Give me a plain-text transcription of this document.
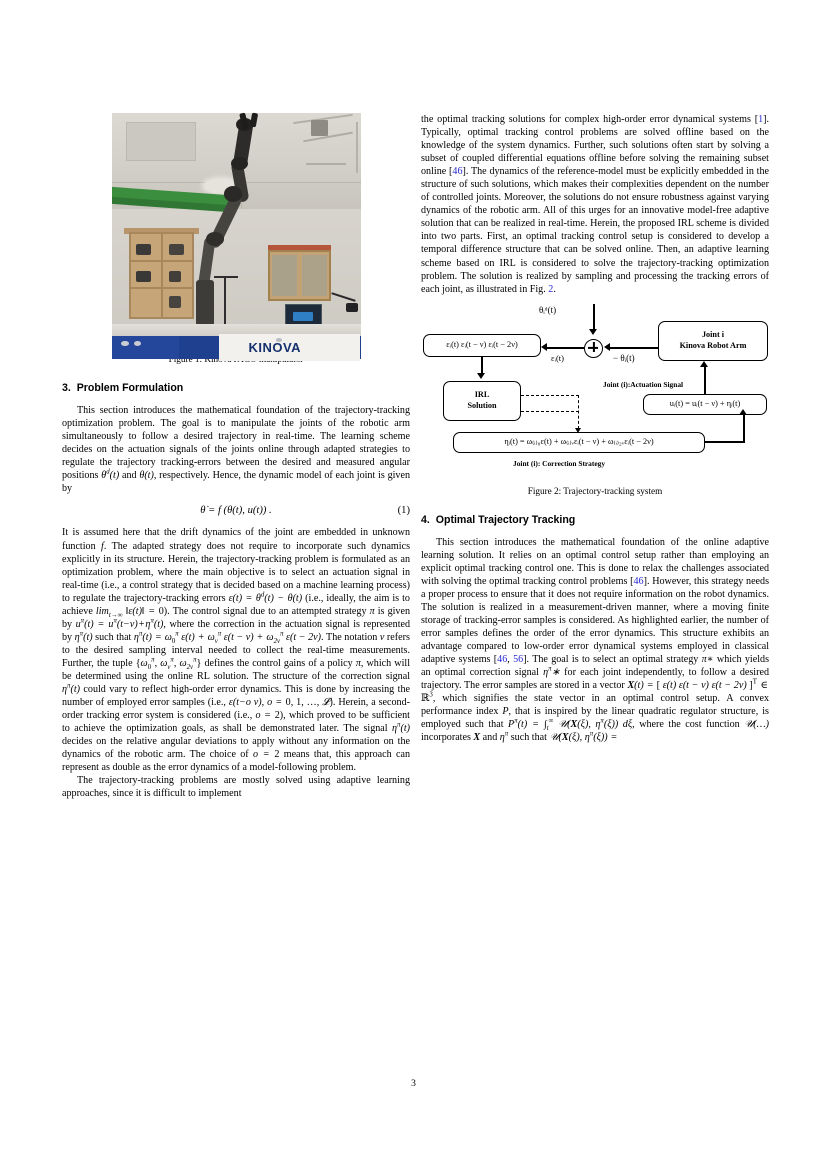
KINOVA
3. Problem Formulation

This section introduces the mathematical foundation of the trajectory-tracking optimization problem. The goal is to manipulate the joints of the robotic arm simultaneously to follow a desired trajectory in real-time. The learning scheme decides on the actuation signals of the joints online through adapted strategies to regulate the trajectory tracking-errors between the desired and measured angular positions $\theta^d(t)$ and θ(t), respectively. Hence, the dynamic model of each joint is given by

θ̇ = f (θ(t), u(t)) .	(1)

It is assumed here that the drift dynamics of the joint are embedded in unknown function f. The adapted strategy does not require to incorporate such dynamics explicitly in its structure. Herein, the trajectory-tracking problem is formulated as an optimization problem, where the main objective is to select an actuation signal in real-time (i.e., a control strategy that is decided based on a machine learning process) to regulate the trajectory-tracking errors $\varepsilon(t) = \theta^d(t) - \theta(t)$ (i.e., ideally, the aim is to achieve $\lim_{t\to\infty}$ ‖ε(t)‖ = 0). The control signal due to an attempted strategy π is given by $u^\pi(t) = u^\pi(t-\nu)+\eta^\pi(t)$, where the correction in the actuation signal is represented by $\eta^\pi(t)$ such that $\eta^\pi(t) = \omega_0^\pi$ $\varepsilon(t) + \omega_\nu^\pi$ $\varepsilon(t - \nu) + \omega_{2\nu}^\pi$ ε(t − 2ν). The notation ν refers to the desired sampling interval needed to collect the real-time measurements. Further, the tuple {$\omega_0^\pi$, $\omega_\nu^\pi$, $\omega_{2\nu}^\pi$} defines the control gains of a policy π, which will be determined using the online RL solution. The structure of the correction signal $\eta^\pi(t)$ could vary to reflect high-order error dynamics. This is done by increasing the number of employed error samples (i.e., ε(t−o ν), o = 0, 1, …, 𝓛). Herein, a second-order tracking error system is considered (i.e., o = 2), which proved to be sufficient to achieve the optimization goals, as shall be demonstrated later. The signal $\eta^\pi(t)$ decides on the relative angular deviations to apply without any information on the dynamics of the robotic arm. The choice of o = 2 means that, this approach can represent as double as the error dynamics of a model-following problem.

The trajectory-tracking problems are mostly solved using adaptive learning approaches, since it is difficult to implement

the optimal tracking solutions for complex high-order error dynamical systems [1]. Typically, optimal tracking control problems are solved offline based on the knowledge of the system dynamics. Further, such solutions often start by solving a subset of coupled differential equations offline before solving the remaining subset online [46]. The dynamics of the reference-model must be explicitly embedded in the structure of such solutions, which makes their complexities dependent on the number of controlled joints. Moreover, the solutions do not ensure robustness against varying dynamics of the robotic arm. All of this urges for an innovative model-free adaptive solution that can be realized in real-time. Herein, the proposed IRL scheme is divided into two parts. First, an optimal tracking control setup is considered to develop a temporal difference structure that can be solved online. Then, an adaptive learning scheme based on IRL is considered to solve the trajectory-tracking optimization problem. The solution is realized by sampling and processing the tracking errors of each joint, as illustrated in Fig. 2.

θᵢᵈ(t)
Joint i
Kinova Robot Arm
− θᵢ(t)
εᵢ(t) εᵢ(t − ν) εᵢ(t − 2ν)
εᵢ(t)
IRL
Solution
Joint (i):Actuation Signal
uᵢ(t) = uᵢ(t − ν) + ηᵢ(t)
ηᵢ(t) = ω₍ᵢ₎₀ε(t) + ω₍ᵢ₎ᵥεᵢ(t − ν) + ω₍ᵢ₎₂ᵥεᵢ(t − 2ν)
Joint (i): Correction Strategy
Figure 2: Trajectory-tracking system
4. Optimal Trajectory Tracking

This section introduces the mathematical foundation of the online adaptive learning solution. It relies on an optimal control setup rather than employing an explicit optimal tracking control one. This is done to relax the challenges associated with solving the optimal tracking control problems [46]. However, this strategy needs a proper process to ensure that it does not require information on the robot dynamics. The solution is realized in a measurement-driven manner, where a moving finite storage of tracking-error samples is considered. As highlighted earlier, the number of error samples defines the order of the error dynamics. This structure exhibits an advantage compared to low-order error dynamical systems employed in classical adaptive systems [46, 56]. The goal is to select an optimal strategy π∗ which yields an optimal correction signal $\eta^\pi∗$ for each joint independently, to follow a desired trajectory. The error samples are stored in a vector X(t) = [ ε(t) ε(t − ν) ε(t − 2ν) ]$^T$ ∈ ℝ$^3$, which signifies the state vector in an optimal control setup. A convex performance index P, that is inspired by the linear quadratic regulator structure, is employed such that $P^\pi(t) = \int_t^\infty$ 𝒰(X(ξ), $\eta^\pi(\xi)$) dξ, where the cost function 𝒰(…) incorporates X and $\eta^\pi$ such that 𝒰(X(ξ), $\eta^\pi(\xi)$) =

3
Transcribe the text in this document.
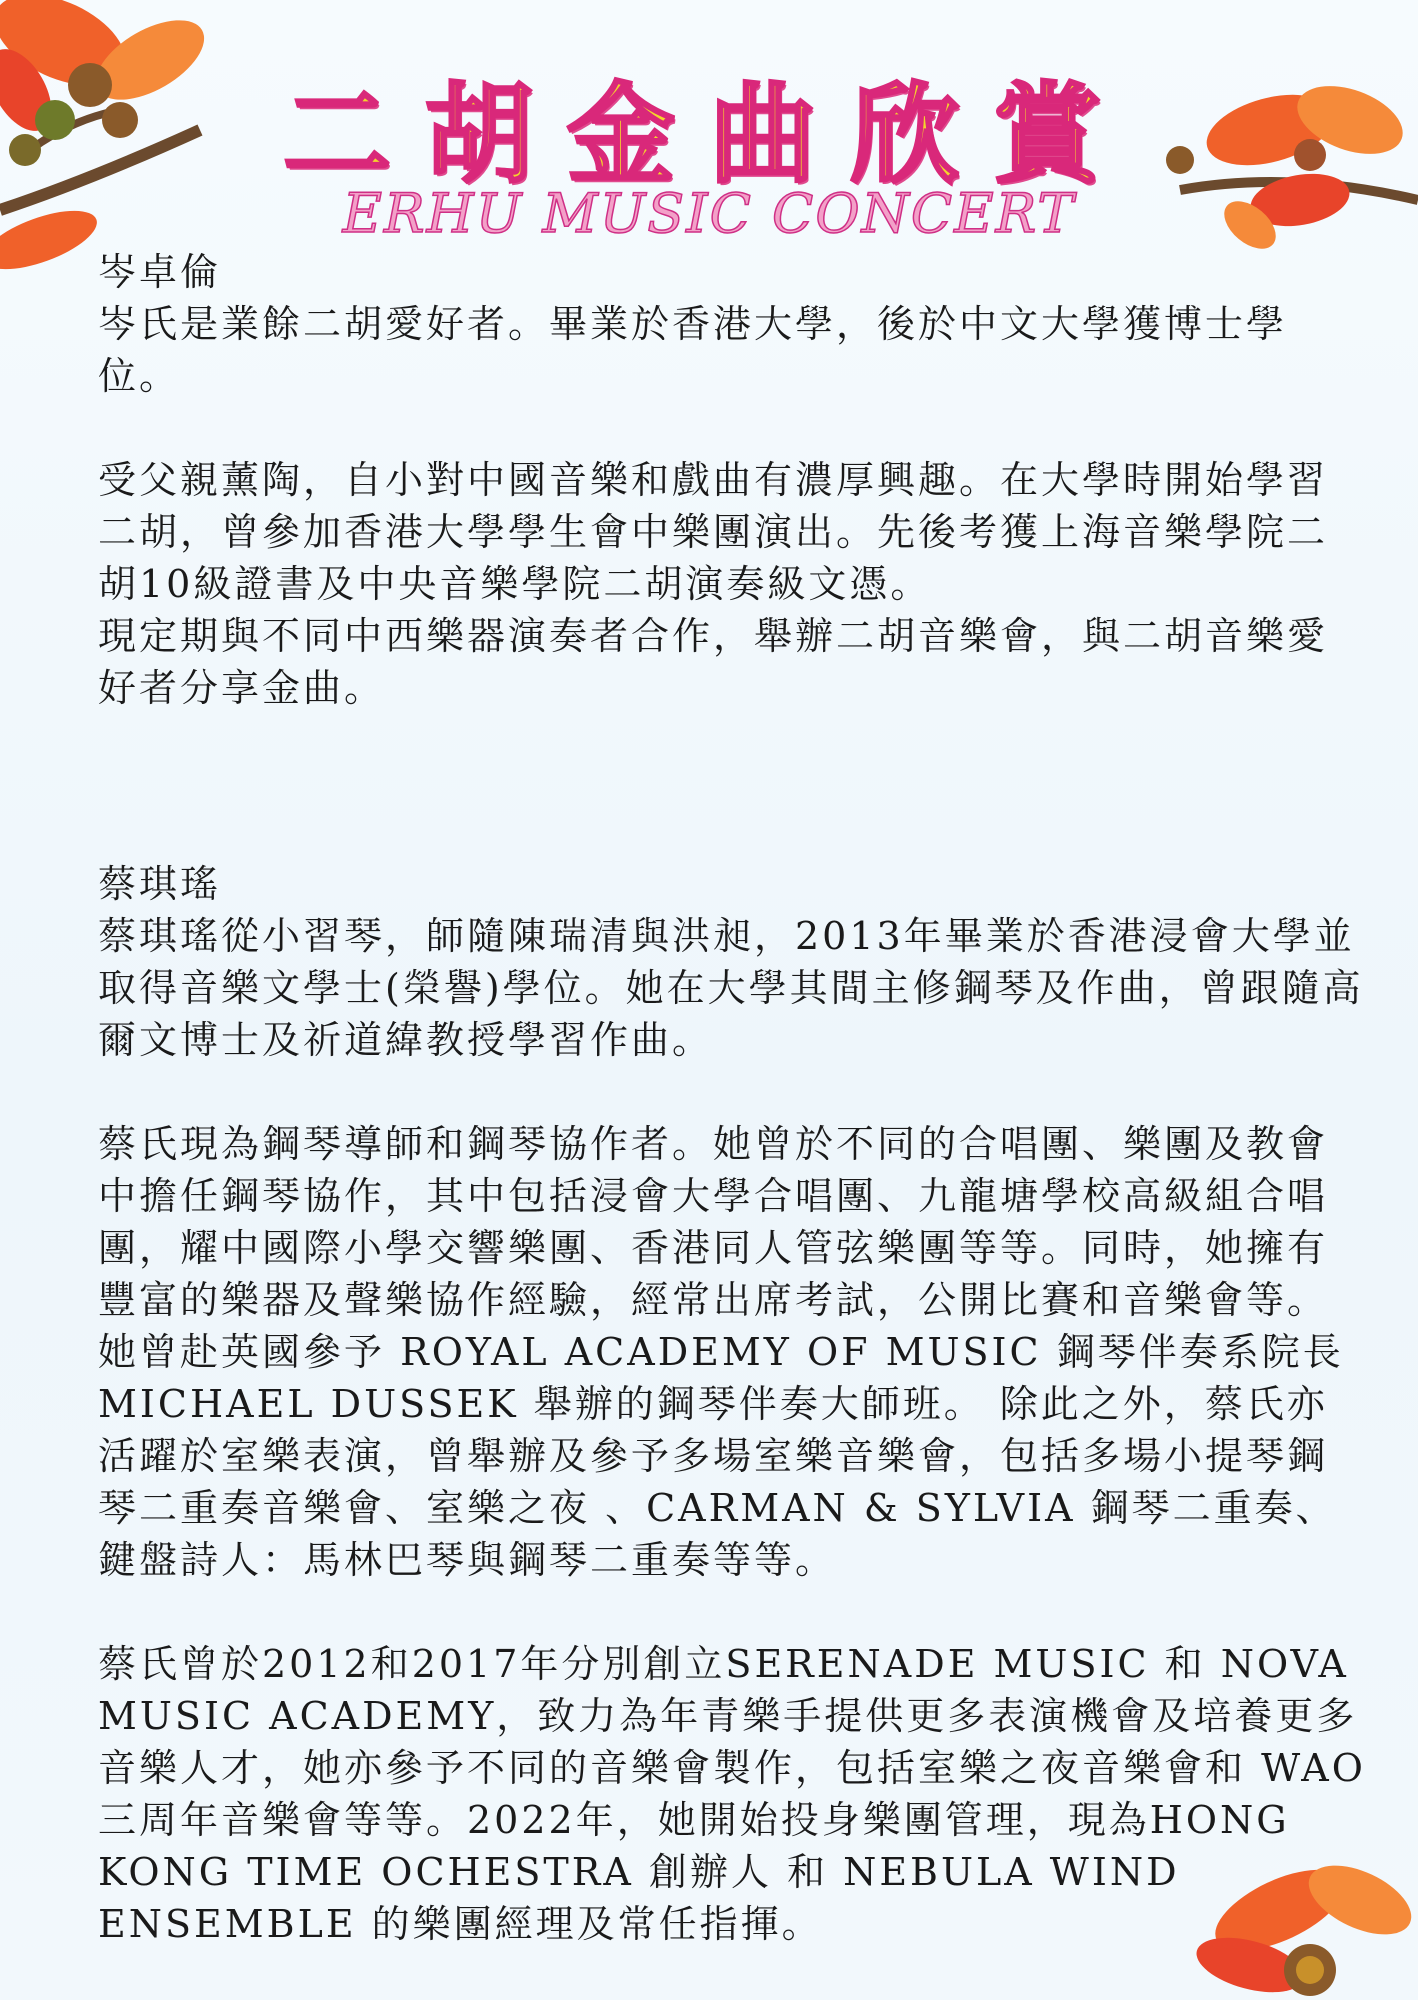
二胡金曲欣賞
ERHU MUSIC CONCERT

岑卓倫

岑氏是業餘二胡愛好者。畢業於香港大學，後於中文大學獲博士學位。

受父親薰陶，自小對中國音樂和戲曲有濃厚興趣。在大學時開始學習二胡，曾參加香港大學學生會中樂團演出。先後考獲上海音樂學院二胡10級證書及中央音樂學院二胡演奏級文憑。

現定期與不同中西樂器演奏者合作，舉辦二胡音樂會，與二胡音樂愛好者分享金曲。

蔡琪瑤

蔡琪瑤從小習琴，師隨陳瑞清與洪昶，2013年畢業於香港浸會大學並取得音樂文學士(榮譽)學位。她在大學其間主修鋼琴及作曲，曾跟隨高爾文博士及祈道緯教授學習作曲。

蔡氏現為鋼琴導師和鋼琴協作者。她曾於不同的合唱團、樂團及教會中擔任鋼琴協作，其中包括浸會大學合唱團、九龍塘學校高級組合唱團，耀中國際小學交響樂團、香港同人管弦樂團等等。同時，她擁有豐富的樂器及聲樂協作經驗，經常出席考試，公開比賽和音樂會等。她曾赴英國參予 ROYAL ACADEMY OF MUSIC 鋼琴伴奏系院長 MICHAEL DUSSEK 舉辦的鋼琴伴奏大師班。 除此之外，蔡氏亦活躍於室樂表演，曾舉辦及參予多場室樂音樂會，包括多場小提琴鋼琴二重奏音樂會、室樂之夜 、CARMAN & SYLVIA 鋼琴二重奏、鍵盤詩人：馬林巴琴與鋼琴二重奏等等。

蔡氏曾於2012和2017年分別創立SERENADE MUSIC 和 NOVA MUSIC ACADEMY，致力為年青樂手提供更多表演機會及培養更多音樂人才，她亦參予不同的音樂會製作，包括室樂之夜音樂會和 WAO 三周年音樂會等等。2022年，她開始投身樂團管理，現為HONG KONG TIME OCHESTRA 創辦人 和 NEBULA WIND ENSEMBLE 的樂團經理及常任指揮。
:::
• To do: Extract precisely the lines beginning at the line containing "Transcribe the text in this document." and ending at the last line of the entries above, exactly as written and with no pictures.

• The reply:
Transcribe the text in this document.
二胡金曲欣賞
ERHU MUSIC CONCERT

岑卓倫

岑氏是業餘二胡愛好者。畢業於香港大學，後於中文大學獲博士學位。

受父親薰陶，自小對中國音樂和戲曲有濃厚興趣。在大學時開始學習二胡，曾參加香港大學學生會中樂團演出。先後考獲上海音樂學院二胡10級證書及中央音樂學院二胡演奏級文憑。

現定期與不同中西樂器演奏者合作，舉辦二胡音樂會，與二胡音樂愛好者分享金曲。

蔡琪瑤

蔡琪瑤從小習琴，師隨陳瑞清與洪昶，2013年畢業於香港浸會大學並取得音樂文學士(榮譽)學位。她在大學其間主修鋼琴及作曲，曾跟隨高爾文博士及祈道緯教授學習作曲。

蔡氏現為鋼琴導師和鋼琴協作者。她曾於不同的合唱團、樂團及教會中擔任鋼琴協作，其中包括浸會大學合唱團、九龍塘學校高級組合唱團，耀中國際小學交響樂團、香港同人管弦樂團等等。同時，她擁有豐富的樂器及聲樂協作經驗，經常出席考試，公開比賽和音樂會等。她曾赴英國參予 ROYAL ACADEMY OF MUSIC 鋼琴伴奏系院長 MICHAEL DUSSEK 舉辦的鋼琴伴奏大師班。 除此之外，蔡氏亦活躍於室樂表演，曾舉辦及參予多場室樂音樂會，包括多場小提琴鋼琴二重奏音樂會、室樂之夜 、CARMAN & SYLVIA 鋼琴二重奏、鍵盤詩人：馬林巴琴與鋼琴二重奏等等。

蔡氏曾於2012和2017年分別創立SERENADE MUSIC 和 NOVA MUSIC ACADEMY，致力為年青樂手提供更多表演機會及培養更多音樂人才，她亦參予不同的音樂會製作，包括室樂之夜音樂會和 WAO 三周年音樂會等等。2022年，她開始投身樂團管理，現為HONG KONG TIME OCHESTRA 創辦人 和 NEBULA WIND ENSEMBLE 的樂團經理及常任指揮。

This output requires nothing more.